━━ DATA ROWS ━━

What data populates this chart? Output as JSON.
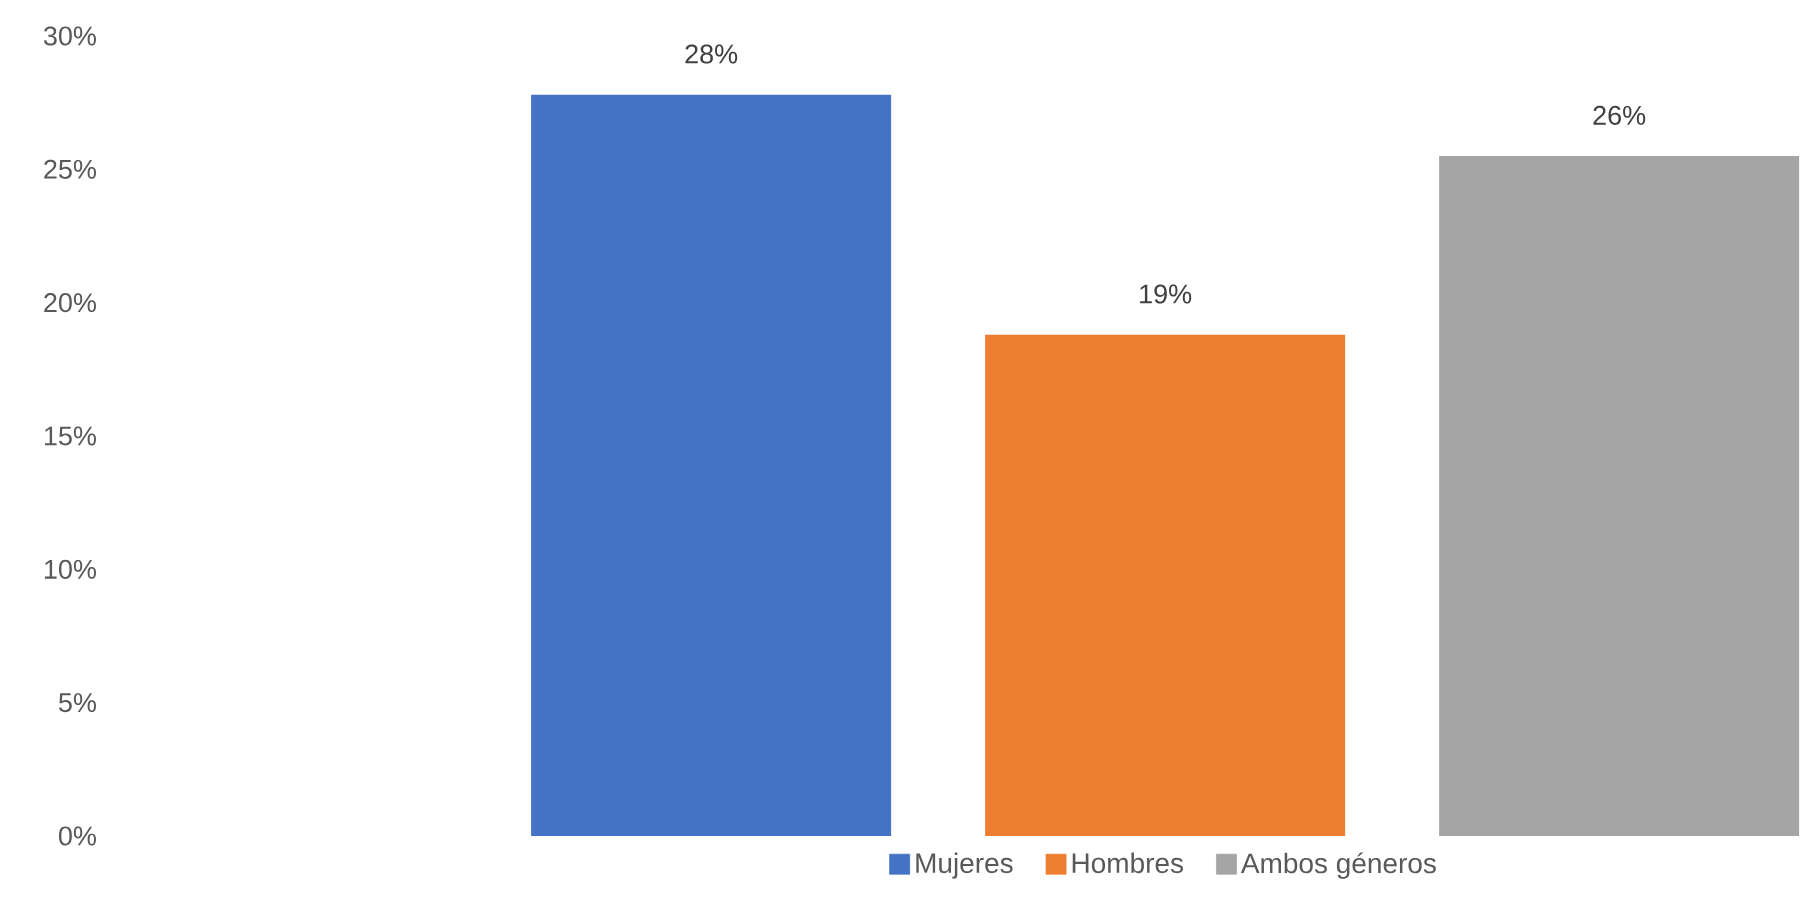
{
  "chart_data": {
    "type": "bar",
    "categories": [
      null
    ],
    "series": [
      {
        "name": "Mujeres",
        "color": "#4472c4",
        "values": [
          27.8
        ],
        "value_labels": [
          "28%"
        ]
      },
      {
        "name": "Hombres",
        "color": "#ed7d31",
        "values": [
          18.8
        ],
        "value_labels": [
          "19%"
        ]
      },
      {
        "name": "Ambos géneros",
        "color": "#a5a5a5",
        "values": [
          25.5
        ],
        "value_labels": [
          "26%"
        ]
      }
    ],
    "ylim": [
      0,
      30
    ],
    "yticks": [
      {
        "value": 0,
        "label": "0%"
      },
      {
        "value": 5,
        "label": "5%"
      },
      {
        "value": 10,
        "label": "10%"
      },
      {
        "value": 15,
        "label": "15%"
      },
      {
        "value": 20,
        "label": "20%"
      },
      {
        "value": 25,
        "label": "25%"
      },
      {
        "value": 30,
        "label": "30%"
      }
    ],
    "grid": false,
    "legend": "bottom"
  }
}
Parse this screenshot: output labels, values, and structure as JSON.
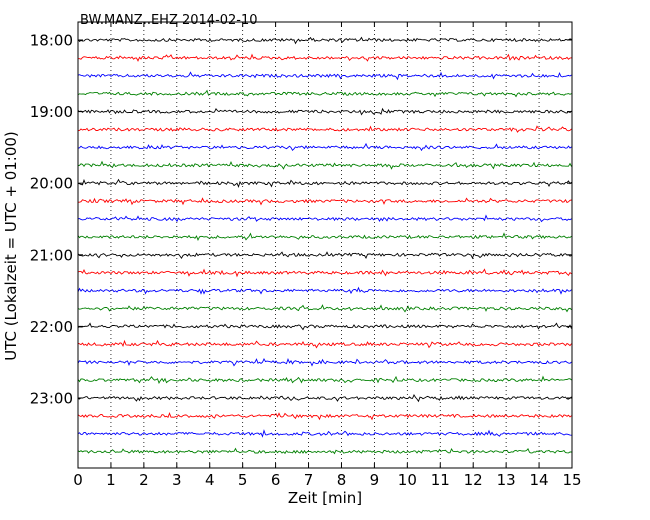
{
  "chart_data": {
    "type": "line",
    "title": "BW.MANZ..EHZ 2014-02-10",
    "xlabel": "Zeit  [min]",
    "ylabel": "UTC (Lokalzeit = UTC + 01:00)",
    "xlim": [
      0,
      15
    ],
    "xticks": [
      "0",
      "1",
      "2",
      "3",
      "4",
      "5",
      "6",
      "7",
      "8",
      "9",
      "10",
      "11",
      "12",
      "13",
      "14",
      "15"
    ],
    "ytick_labels": [
      "18:00",
      "19:00",
      "20:00",
      "21:00",
      "22:00",
      "23:00"
    ],
    "trace_start_times": [
      "18:00",
      "18:15",
      "18:30",
      "18:45",
      "19:00",
      "19:15",
      "19:30",
      "19:45",
      "20:00",
      "20:15",
      "20:30",
      "20:45",
      "21:00",
      "21:15",
      "21:30",
      "21:45",
      "22:00",
      "22:15",
      "22:30",
      "22:45",
      "23:00",
      "23:15",
      "23:30",
      "23:45"
    ],
    "trace_colors": [
      "#000000",
      "#ff0000",
      "#0000ff",
      "#008000"
    ],
    "grid": "vertical dotted lines at each minute"
  }
}
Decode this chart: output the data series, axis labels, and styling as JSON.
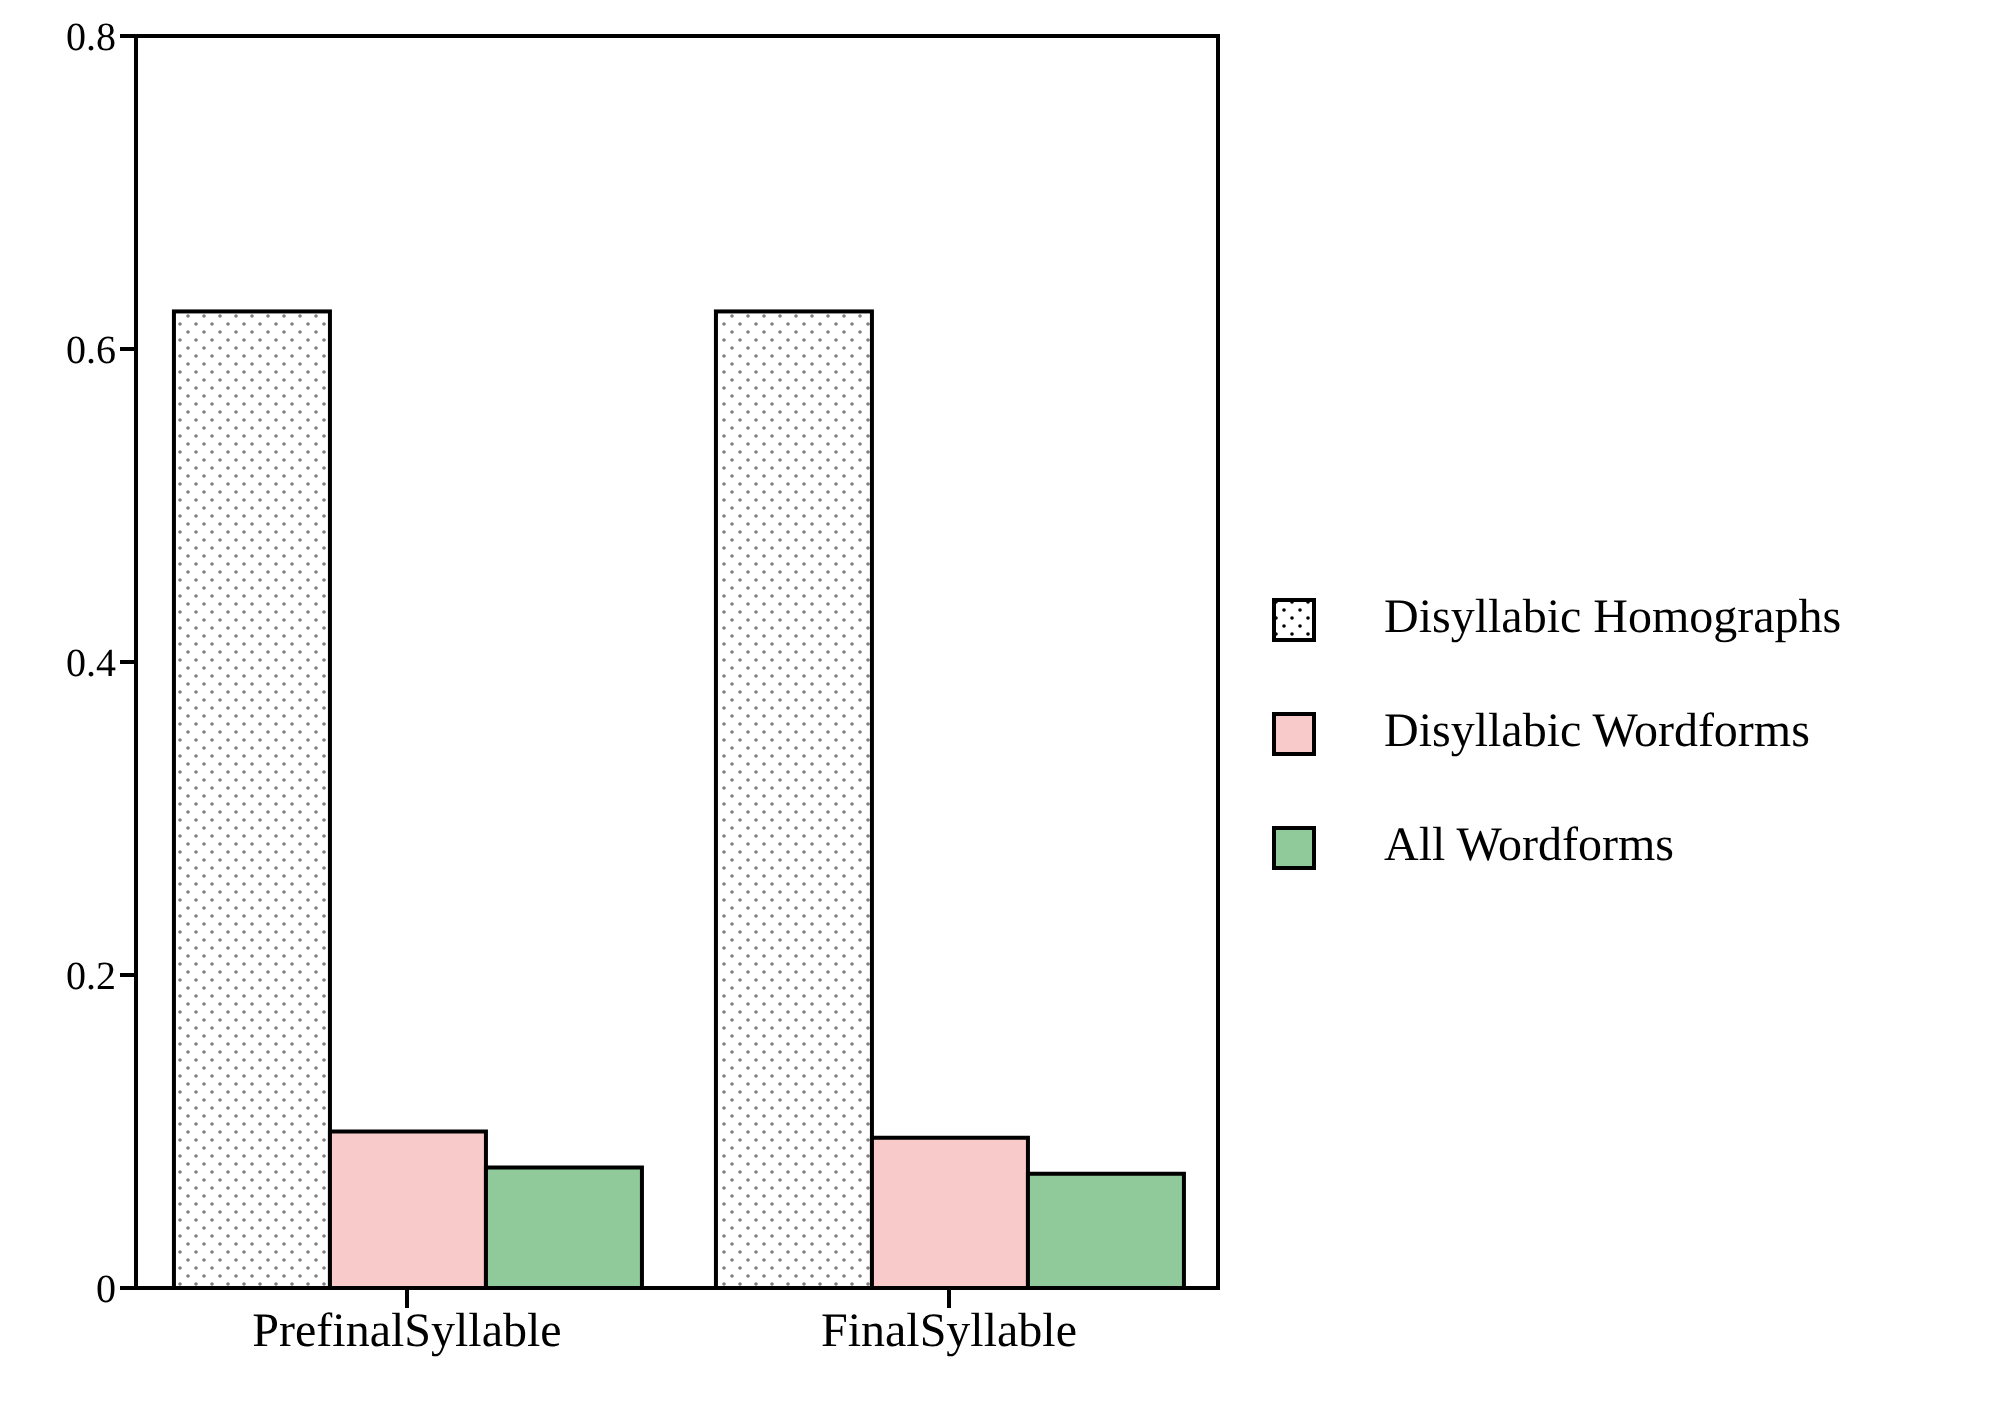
{
  "chart_data": {
    "type": "bar",
    "categories": [
      "PrefinalSyllable",
      "FinalSyllable"
    ],
    "series": [
      {
        "name": "Disyllabic Homographs",
        "color": "#ffffff",
        "values": [
          0.624,
          0.624
        ]
      },
      {
        "name": "Disyllabic Wordforms",
        "color": "#f8caca",
        "values": [
          0.1,
          0.096
        ]
      },
      {
        "name": "All Wordforms",
        "color": "#90c99a",
        "values": [
          0.077,
          0.073
        ]
      }
    ],
    "ylim": [
      0,
      0.8
    ],
    "yticks": [
      0,
      0.2,
      0.4,
      0.6,
      0.8
    ],
    "grid": false,
    "legend": "right"
  }
}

━━━

Without the images, write out each line of the data verbatim.

▶ _OUTPUT BELOW_
What data populates this chart? Output as JSON.
{
  "chart_data": {
    "type": "bar",
    "categories": [
      null
    ],
    "series": [
      {
        "name": "Mujeres",
        "color": "#4472c4",
        "values": [
          27.8
        ],
        "value_labels": [
          "28%"
        ]
      },
      {
        "name": "Hombres",
        "color": "#ed7d31",
        "values": [
          18.8
        ],
        "value_labels": [
          "19%"
        ]
      },
      {
        "name": "Ambos géneros",
        "color": "#a5a5a5",
        "values": [
          25.5
        ],
        "value_labels": [
          "26%"
        ]
      }
    ],
    "ylim": [
      0,
      30
    ],
    "yticks": [
      {
        "value": 0,
        "label": "0%"
      },
      {
        "value": 5,
        "label": "5%"
      },
      {
        "value": 10,
        "label": "10%"
      },
      {
        "value": 15,
        "label": "15%"
      },
      {
        "value": 20,
        "label": "20%"
      },
      {
        "value": 25,
        "label": "25%"
      },
      {
        "value": 30,
        "label": "30%"
      }
    ],
    "grid": false,
    "legend": "bottom"
  }
}
Parse this screenshot: output labels, values, and structure as JSON.
{
  "chart_data": {
    "type": "line",
    "title": "BW.MANZ..EHZ 2014-02-10",
    "xlabel": "Zeit  [min]",
    "ylabel": "UTC (Lokalzeit = UTC + 01:00)",
    "xlim": [
      0,
      15
    ],
    "xticks": [
      "0",
      "1",
      "2",
      "3",
      "4",
      "5",
      "6",
      "7",
      "8",
      "9",
      "10",
      "11",
      "12",
      "13",
      "14",
      "15"
    ],
    "ytick_labels": [
      "18:00",
      "19:00",
      "20:00",
      "21:00",
      "22:00",
      "23:00"
    ],
    "trace_start_times": [
      "18:00",
      "18:15",
      "18:30",
      "18:45",
      "19:00",
      "19:15",
      "19:30",
      "19:45",
      "20:00",
      "20:15",
      "20:30",
      "20:45",
      "21:00",
      "21:15",
      "21:30",
      "21:45",
      "22:00",
      "22:15",
      "22:30",
      "22:45",
      "23:00",
      "23:15",
      "23:30",
      "23:45"
    ],
    "trace_colors": [
      "#000000",
      "#ff0000",
      "#0000ff",
      "#008000"
    ],
    "grid": "vertical dotted lines at each minute"
  }
}
Decode this chart: output the data series, axis labels, and styling as JSON.
{
  "chart_data": {
    "type": "bar",
    "categories": [
      "PrefinalSyllable",
      "FinalSyllable"
    ],
    "series": [
      {
        "name": "Disyllabic Homographs",
        "color": "#ffffff",
        "values": [
          0.624,
          0.624
        ]
      },
      {
        "name": "Disyllabic Wordforms",
        "color": "#f8caca",
        "values": [
          0.1,
          0.096
        ]
      },
      {
        "name": "All Wordforms",
        "color": "#90c99a",
        "values": [
          0.077,
          0.073
        ]
      }
    ],
    "ylim": [
      0,
      0.8
    ],
    "yticks": [
      0,
      0.2,
      0.4,
      0.6,
      0.8
    ],
    "grid": false,
    "legend": "right"
  }
}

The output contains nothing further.